■ **Task description**: Repeat the entries that follow, exactly as they are written.

■ **Data supplied**:
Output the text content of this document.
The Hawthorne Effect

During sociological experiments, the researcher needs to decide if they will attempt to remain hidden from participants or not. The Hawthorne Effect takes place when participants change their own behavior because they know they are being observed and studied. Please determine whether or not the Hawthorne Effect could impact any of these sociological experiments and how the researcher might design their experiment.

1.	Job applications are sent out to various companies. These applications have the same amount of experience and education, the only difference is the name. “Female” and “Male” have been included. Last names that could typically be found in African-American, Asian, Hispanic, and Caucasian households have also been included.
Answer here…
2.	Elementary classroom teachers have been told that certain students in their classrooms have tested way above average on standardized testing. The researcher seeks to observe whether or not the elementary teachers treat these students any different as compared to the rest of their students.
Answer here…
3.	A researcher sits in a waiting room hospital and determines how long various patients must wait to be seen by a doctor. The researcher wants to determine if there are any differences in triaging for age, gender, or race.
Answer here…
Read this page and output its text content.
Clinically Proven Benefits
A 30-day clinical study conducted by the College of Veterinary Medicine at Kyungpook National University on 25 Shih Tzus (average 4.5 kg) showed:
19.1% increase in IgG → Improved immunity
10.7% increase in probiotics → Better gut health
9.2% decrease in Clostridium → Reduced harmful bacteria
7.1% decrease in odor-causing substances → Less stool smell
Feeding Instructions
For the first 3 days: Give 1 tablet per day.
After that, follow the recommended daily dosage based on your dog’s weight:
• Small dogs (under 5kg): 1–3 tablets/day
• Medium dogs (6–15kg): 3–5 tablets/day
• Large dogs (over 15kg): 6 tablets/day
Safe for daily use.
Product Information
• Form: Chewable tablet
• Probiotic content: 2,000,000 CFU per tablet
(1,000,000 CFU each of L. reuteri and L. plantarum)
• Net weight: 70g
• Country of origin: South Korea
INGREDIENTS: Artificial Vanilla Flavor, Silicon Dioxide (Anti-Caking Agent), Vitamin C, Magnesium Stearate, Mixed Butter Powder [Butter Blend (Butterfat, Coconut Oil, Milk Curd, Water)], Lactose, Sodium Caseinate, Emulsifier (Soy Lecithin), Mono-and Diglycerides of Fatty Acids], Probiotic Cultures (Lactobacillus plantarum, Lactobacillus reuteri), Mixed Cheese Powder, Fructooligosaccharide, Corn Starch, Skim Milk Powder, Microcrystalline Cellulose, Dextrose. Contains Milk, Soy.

■ **Expected answer**:
Output the text content of this document.
The Hawthorne Effect

During sociological experiments, the researcher needs to decide if they will attempt to remain hidden from participants or not. The Hawthorne Effect takes place when participants change their own behavior because they know they are being observed and studied. Please determine whether or not the Hawthorne Effect could impact any of these sociological experiments and how the researcher might design their experiment.

1.	Job applications are sent out to various companies. These applications have the same amount of experience and education, the only difference is the name. “Female” and “Male” have been included. Last names that could typically be found in African-American, Asian, Hispanic, and Caucasian households have also been included.
Answer here…
2.	Elementary classroom teachers have been told that certain students in their classrooms have tested way above average on standardized testing. The researcher seeks to observe whether or not the elementary teachers treat these students any different as compared to the rest of their students.
Answer here…
3.	A researcher sits in a waiting room hospital and determines how long various patients must wait to be seen by a doctor. The researcher wants to determine if there are any differences in triaging for age, gender, or race.
Answer here…
Read this page and output its text content.
Clinically Proven Benefits
A 30-day clinical study conducted by the College of Veterinary Medicine at Kyungpook National University on 25 Shih Tzus (average 4.5 kg) showed:
19.1% increase in IgG → Improved immunity
10.7% increase in probiotics → Better gut health
9.2% decrease in Clostridium → Reduced harmful bacteria
7.1% decrease in odor-causing substances → Less stool smell
Feeding Instructions
For the first 3 days: Give 1 tablet per day.
After that, follow the recommended daily dosage based on your dog’s weight:
• Small dogs (under 5kg): 1–3 tablets/day
• Medium dogs (6–15kg): 3–5 tablets/day
• Large dogs (over 15kg): 6 tablets/day
Safe for daily use.
Product Information
• Form: Chewable tablet
• Probiotic content: 2,000,000 CFU per tablet
(1,000,000 CFU each of L. reuteri and L. plantarum)
• Net weight: 70g
• Country of origin: South Korea
INGREDIENTS: Artificial Vanilla Flavor, Silicon Dioxide (Anti-Caking Agent), Vitamin C, Magnesium Stearate, Mixed Butter Powder [Butter Blend (Butterfat, Coconut Oil, Milk Curd, Water)], Lactose, Sodium Caseinate, Emulsifier (Soy Lecithin), Mono-and Diglycerides of Fatty Acids], Probiotic Cultures (Lactobacillus plantarum, Lactobacillus reuteri), Mixed Cheese Powder, Fructooligosaccharide, Corn Starch, Skim Milk Powder, Microcrystalline Cellulose, Dextrose. Contains Milk, Soy.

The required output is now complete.